* _Given problem_
Search the material for "files" and show all lines that contain it.

* _Collected data entries_
◇ ◇ ◇ ◇ ◇ ◇ ◇
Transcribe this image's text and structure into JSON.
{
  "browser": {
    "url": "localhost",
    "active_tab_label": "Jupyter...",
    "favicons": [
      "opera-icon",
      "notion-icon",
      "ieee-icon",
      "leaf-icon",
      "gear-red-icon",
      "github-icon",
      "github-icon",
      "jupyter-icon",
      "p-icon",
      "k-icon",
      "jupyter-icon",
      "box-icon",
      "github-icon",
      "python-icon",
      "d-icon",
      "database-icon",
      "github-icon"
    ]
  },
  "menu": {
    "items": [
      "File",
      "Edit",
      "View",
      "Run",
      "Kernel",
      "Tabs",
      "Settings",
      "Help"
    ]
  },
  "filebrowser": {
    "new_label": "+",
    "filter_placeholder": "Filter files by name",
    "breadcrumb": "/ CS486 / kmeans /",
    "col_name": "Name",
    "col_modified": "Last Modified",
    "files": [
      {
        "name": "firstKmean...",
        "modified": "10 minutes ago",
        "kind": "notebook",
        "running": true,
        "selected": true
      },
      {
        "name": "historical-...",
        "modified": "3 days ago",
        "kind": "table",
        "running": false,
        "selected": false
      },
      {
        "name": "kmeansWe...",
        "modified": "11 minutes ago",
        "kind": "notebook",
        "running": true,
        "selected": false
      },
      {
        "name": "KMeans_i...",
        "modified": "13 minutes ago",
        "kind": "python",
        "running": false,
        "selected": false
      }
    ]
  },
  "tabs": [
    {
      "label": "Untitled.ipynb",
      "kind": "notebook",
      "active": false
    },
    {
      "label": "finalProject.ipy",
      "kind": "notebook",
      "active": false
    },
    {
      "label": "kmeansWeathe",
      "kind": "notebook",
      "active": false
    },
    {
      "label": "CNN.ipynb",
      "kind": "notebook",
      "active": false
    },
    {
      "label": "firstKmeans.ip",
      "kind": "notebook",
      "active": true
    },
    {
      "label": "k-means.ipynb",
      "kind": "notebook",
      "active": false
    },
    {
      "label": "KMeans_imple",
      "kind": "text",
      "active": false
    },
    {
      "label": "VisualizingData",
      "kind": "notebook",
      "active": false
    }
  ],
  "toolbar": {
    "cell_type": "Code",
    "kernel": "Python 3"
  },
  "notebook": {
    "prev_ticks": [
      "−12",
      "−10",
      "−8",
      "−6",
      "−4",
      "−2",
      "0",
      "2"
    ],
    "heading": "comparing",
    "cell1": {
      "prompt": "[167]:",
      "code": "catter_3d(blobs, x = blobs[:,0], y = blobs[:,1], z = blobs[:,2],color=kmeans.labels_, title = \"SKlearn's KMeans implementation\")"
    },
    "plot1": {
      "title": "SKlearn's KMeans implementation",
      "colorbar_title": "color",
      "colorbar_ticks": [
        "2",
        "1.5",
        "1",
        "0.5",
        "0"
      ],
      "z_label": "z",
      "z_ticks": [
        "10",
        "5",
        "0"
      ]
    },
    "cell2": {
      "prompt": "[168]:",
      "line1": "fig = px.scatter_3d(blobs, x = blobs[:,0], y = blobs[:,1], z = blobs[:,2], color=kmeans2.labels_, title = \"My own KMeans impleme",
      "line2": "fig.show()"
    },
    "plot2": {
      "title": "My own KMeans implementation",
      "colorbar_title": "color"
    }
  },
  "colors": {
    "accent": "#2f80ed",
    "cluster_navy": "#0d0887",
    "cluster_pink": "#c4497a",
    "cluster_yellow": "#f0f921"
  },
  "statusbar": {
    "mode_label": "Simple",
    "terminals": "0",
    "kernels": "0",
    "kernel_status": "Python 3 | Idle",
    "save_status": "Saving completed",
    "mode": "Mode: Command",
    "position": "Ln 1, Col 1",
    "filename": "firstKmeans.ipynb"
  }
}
◇ ◇ ◇ ◇ ◇ ◇ ◇
* _The completed task_
    "filter_placeholder": "Filter files by name",
    "files": [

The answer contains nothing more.